__TESTO DA LEGGERE__.

Lo spunto per la discussione è stato lanciato dalla Sen. Margherita Corrado che ha voluto richiamare l’attenzione sul tema ritenendo che la 7a Commissione permanente del Senato debba favorire la conoscenza dei reperti archeologici e delle opere d’arte trafugati all’estero (e il loro auspicabile rientro in Italia), affinché l’azione diplomatica svolta dal Ministero della Cultura mediante i propri uffici e l’apposito Comitato per le restituzioni sia ancora più efficace.
Che cosa ne è venuto fuori?

__ESTRATTO DEI DATI__.
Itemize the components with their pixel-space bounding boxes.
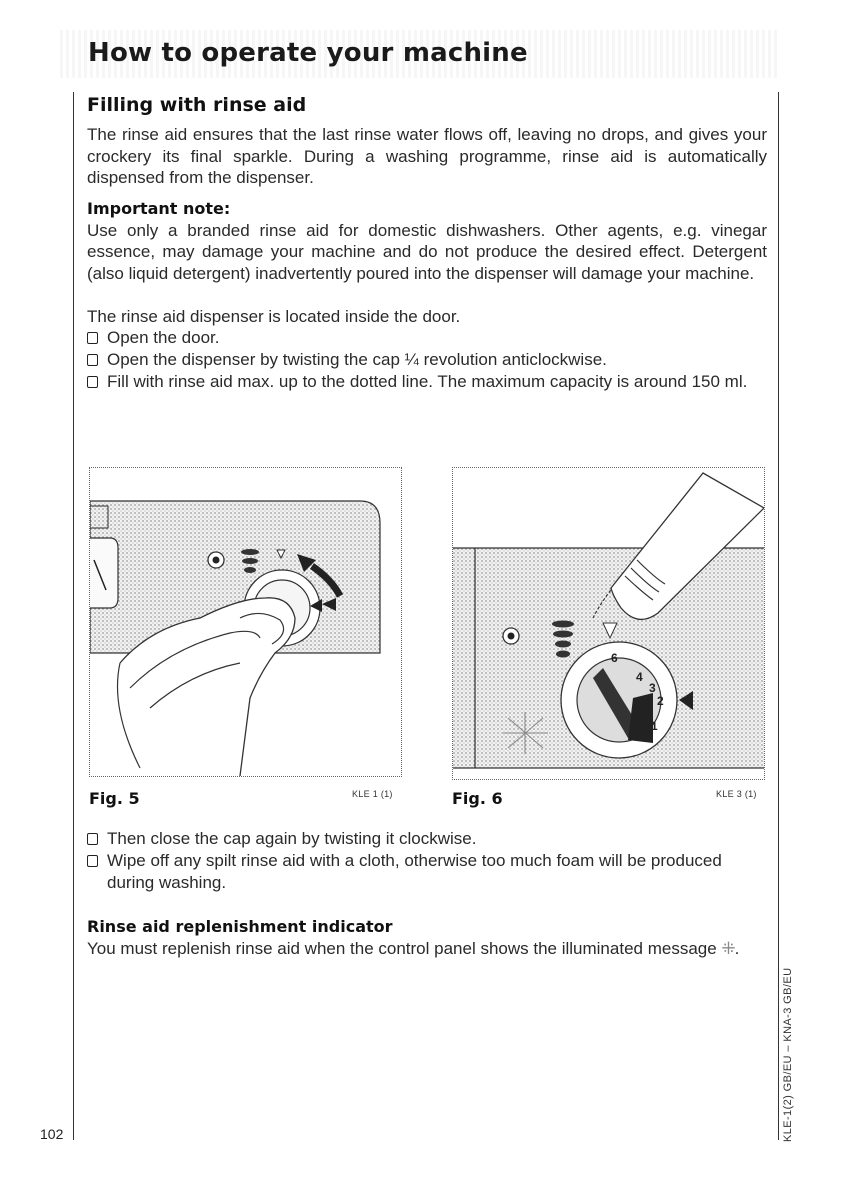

--

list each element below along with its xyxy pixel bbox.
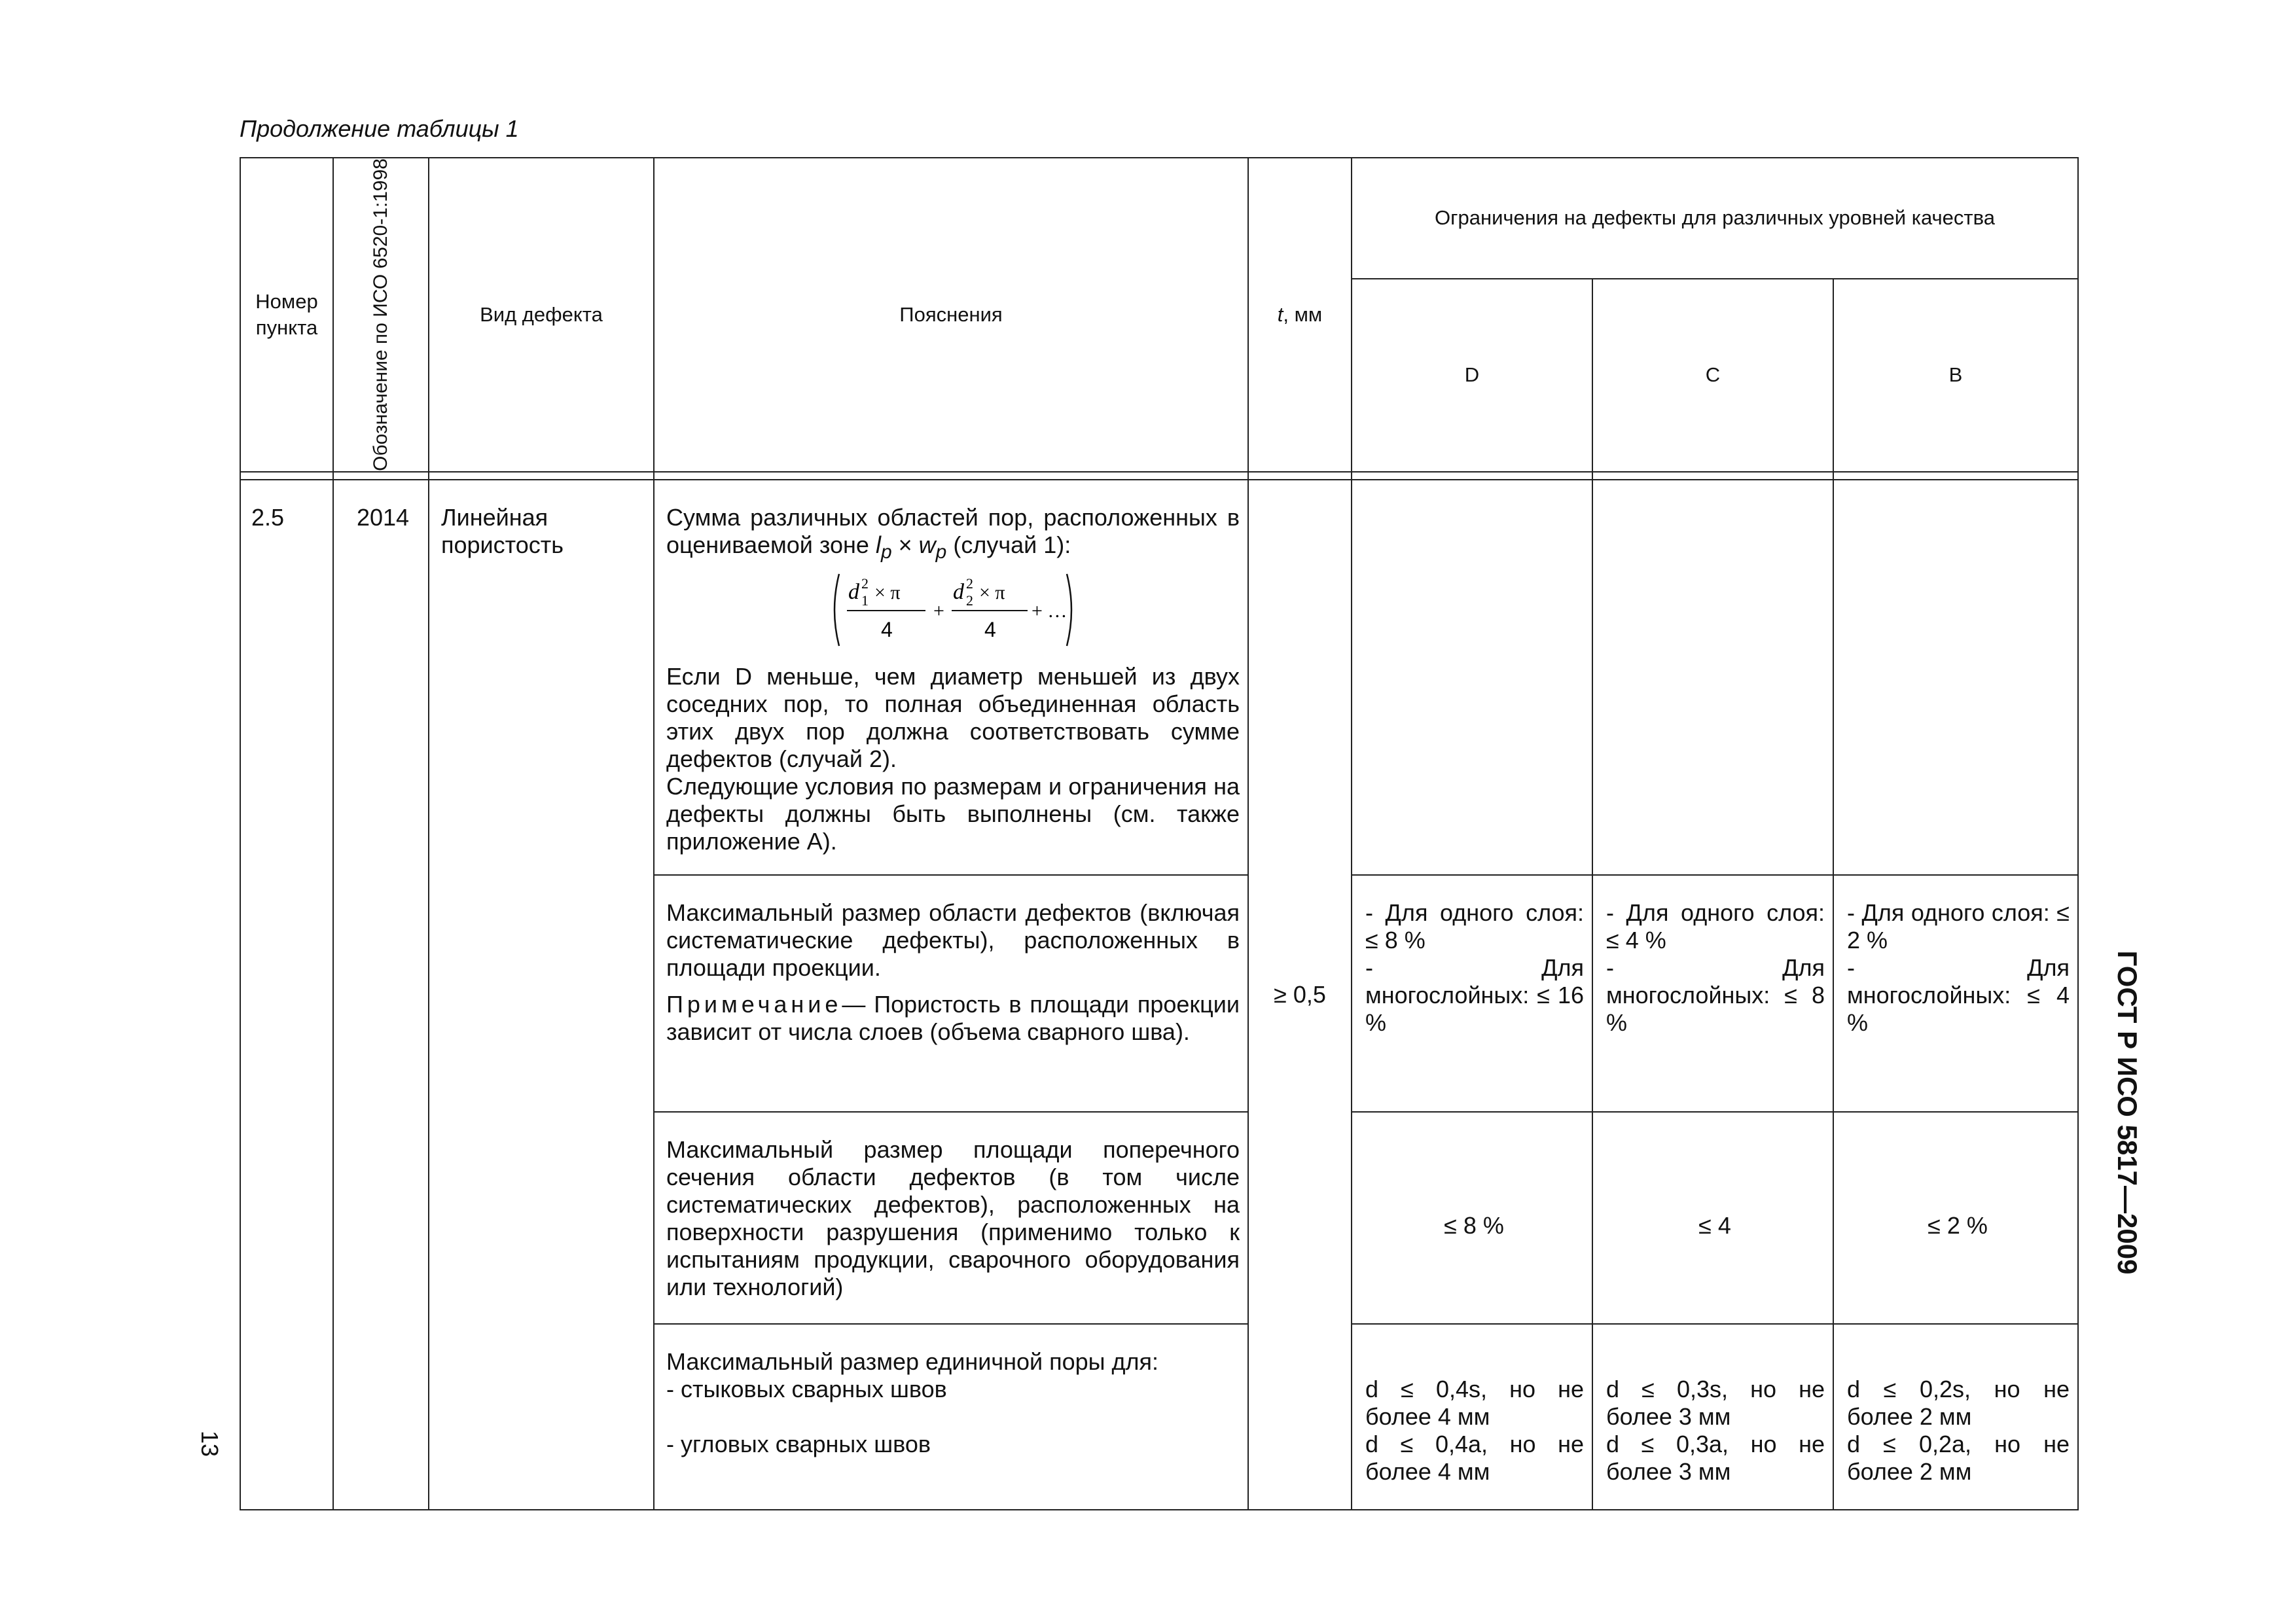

__OBIETTIVO__.
Rispondi a queste domande sul testo da leggere:
1. Chi ha lanciato lo spunto per la discussione?
2. Quale commissione del Senato viene nominata?
3. Oltre ai propri uffici, con quale comitato il Ministero della Cultura svolge l'azione diplomatica?

__RISPOSTA__.
1. La Sen. Margherita Corrado.
2. La 7a Commissione permanente del Senato.
3. Con il Comitato per le restituzioni.